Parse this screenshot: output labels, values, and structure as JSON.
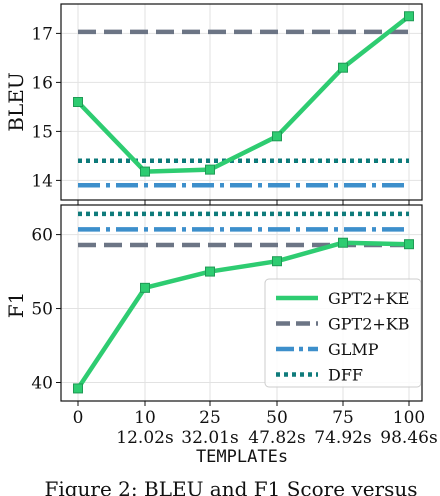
{
  "chart_data": [
    {
      "type": "line",
      "ylabel": "BLEU",
      "ylim": [
        13.6,
        17.6
      ],
      "yticks": [
        14,
        15,
        16,
        17
      ],
      "x": [
        0,
        10,
        25,
        50,
        75,
        100
      ],
      "grid": true,
      "series": [
        {
          "name": "GPT2+KE",
          "color": "#2ecc71",
          "style": "solid-marker",
          "values": [
            15.6,
            14.18,
            14.22,
            14.9,
            16.3,
            17.35
          ]
        },
        {
          "name": "GPT2+KB",
          "color": "#6c7585",
          "style": "dashed",
          "values": [
            17.03,
            17.03,
            17.03,
            17.03,
            17.03,
            17.03
          ]
        },
        {
          "name": "GLMP",
          "color": "#3d8fcb",
          "style": "dashdot",
          "values": [
            13.9,
            13.9,
            13.9,
            13.9,
            13.9,
            13.9
          ]
        },
        {
          "name": "DFF",
          "color": "#0f7b7b",
          "style": "dotted",
          "values": [
            14.4,
            14.4,
            14.4,
            14.4,
            14.4,
            14.4
          ]
        }
      ]
    },
    {
      "type": "line",
      "ylabel": "F1",
      "ylim": [
        37.5,
        64
      ],
      "yticks": [
        40,
        50,
        60
      ],
      "x": [
        0,
        10,
        25,
        50,
        75,
        100
      ],
      "xticks": [
        "0",
        "10",
        "25",
        "50",
        "75",
        "100"
      ],
      "xticks_secondary": [
        "12.02s",
        "32.01s",
        "47.82s",
        "74.92s",
        "98.46s"
      ],
      "xlabel": "TEMPLATEs",
      "grid": true,
      "legend_position": "lower-right",
      "series": [
        {
          "name": "GPT2+KE",
          "color": "#2ecc71",
          "style": "solid-marker",
          "values": [
            39.2,
            52.8,
            55.0,
            56.4,
            58.9,
            58.7
          ]
        },
        {
          "name": "GPT2+KB",
          "color": "#6c7585",
          "style": "dashed",
          "values": [
            58.6,
            58.6,
            58.6,
            58.6,
            58.6,
            58.6
          ]
        },
        {
          "name": "GLMP",
          "color": "#3d8fcb",
          "style": "dashdot",
          "values": [
            60.7,
            60.7,
            60.7,
            60.7,
            60.7,
            60.7
          ]
        },
        {
          "name": "DFF",
          "color": "#0f7b7b",
          "style": "dotted",
          "values": [
            62.8,
            62.8,
            62.8,
            62.8,
            62.8,
            62.8
          ]
        }
      ]
    }
  ],
  "legend": [
    "GPT2+KE",
    "GPT2+KB",
    "GLMP",
    "DFF"
  ],
  "caption_fragment": "Figure 2:  BLEU and F1 Score versus"
}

WHAT NEEDS TO BE DONE: Quote every entry exactly, with the pictures omitted.

TASK RESULT:
Parse this screenshot: output labels, values, and structure as JSON.
{
  "chart_data": [
    {
      "type": "line",
      "ylabel": "BLEU",
      "ylim": [
        13.6,
        17.6
      ],
      "yticks": [
        14,
        15,
        16,
        17
      ],
      "x": [
        0,
        10,
        25,
        50,
        75,
        100
      ],
      "grid": true,
      "series": [
        {
          "name": "GPT2+KE",
          "color": "#2ecc71",
          "style": "solid-marker",
          "values": [
            15.6,
            14.18,
            14.22,
            14.9,
            16.3,
            17.35
          ]
        },
        {
          "name": "GPT2+KB",
          "color": "#6c7585",
          "style": "dashed",
          "values": [
            17.03,
            17.03,
            17.03,
            17.03,
            17.03,
            17.03
          ]
        },
        {
          "name": "GLMP",
          "color": "#3d8fcb",
          "style": "dashdot",
          "values": [
            13.9,
            13.9,
            13.9,
            13.9,
            13.9,
            13.9
          ]
        },
        {
          "name": "DFF",
          "color": "#0f7b7b",
          "style": "dotted",
          "values": [
            14.4,
            14.4,
            14.4,
            14.4,
            14.4,
            14.4
          ]
        }
      ]
    },
    {
      "type": "line",
      "ylabel": "F1",
      "ylim": [
        37.5,
        64
      ],
      "yticks": [
        40,
        50,
        60
      ],
      "x": [
        0,
        10,
        25,
        50,
        75,
        100
      ],
      "xticks": [
        "0",
        "10",
        "25",
        "50",
        "75",
        "100"
      ],
      "xticks_secondary": [
        "12.02s",
        "32.01s",
        "47.82s",
        "74.92s",
        "98.46s"
      ],
      "xlabel": "TEMPLATEs",
      "grid": true,
      "legend_position": "lower-right",
      "series": [
        {
          "name": "GPT2+KE",
          "color": "#2ecc71",
          "style": "solid-marker",
          "values": [
            39.2,
            52.8,
            55.0,
            56.4,
            58.9,
            58.7
          ]
        },
        {
          "name": "GPT2+KB",
          "color": "#6c7585",
          "style": "dashed",
          "values": [
            58.6,
            58.6,
            58.6,
            58.6,
            58.6,
            58.6
          ]
        },
        {
          "name": "GLMP",
          "color": "#3d8fcb",
          "style": "dashdot",
          "values": [
            60.7,
            60.7,
            60.7,
            60.7,
            60.7,
            60.7
          ]
        },
        {
          "name": "DFF",
          "color": "#0f7b7b",
          "style": "dotted",
          "values": [
            62.8,
            62.8,
            62.8,
            62.8,
            62.8,
            62.8
          ]
        }
      ]
    }
  ],
  "legend": [
    "GPT2+KE",
    "GPT2+KB",
    "GLMP",
    "DFF"
  ],
  "caption_fragment": "Figure 2:  BLEU and F1 Score versus"
}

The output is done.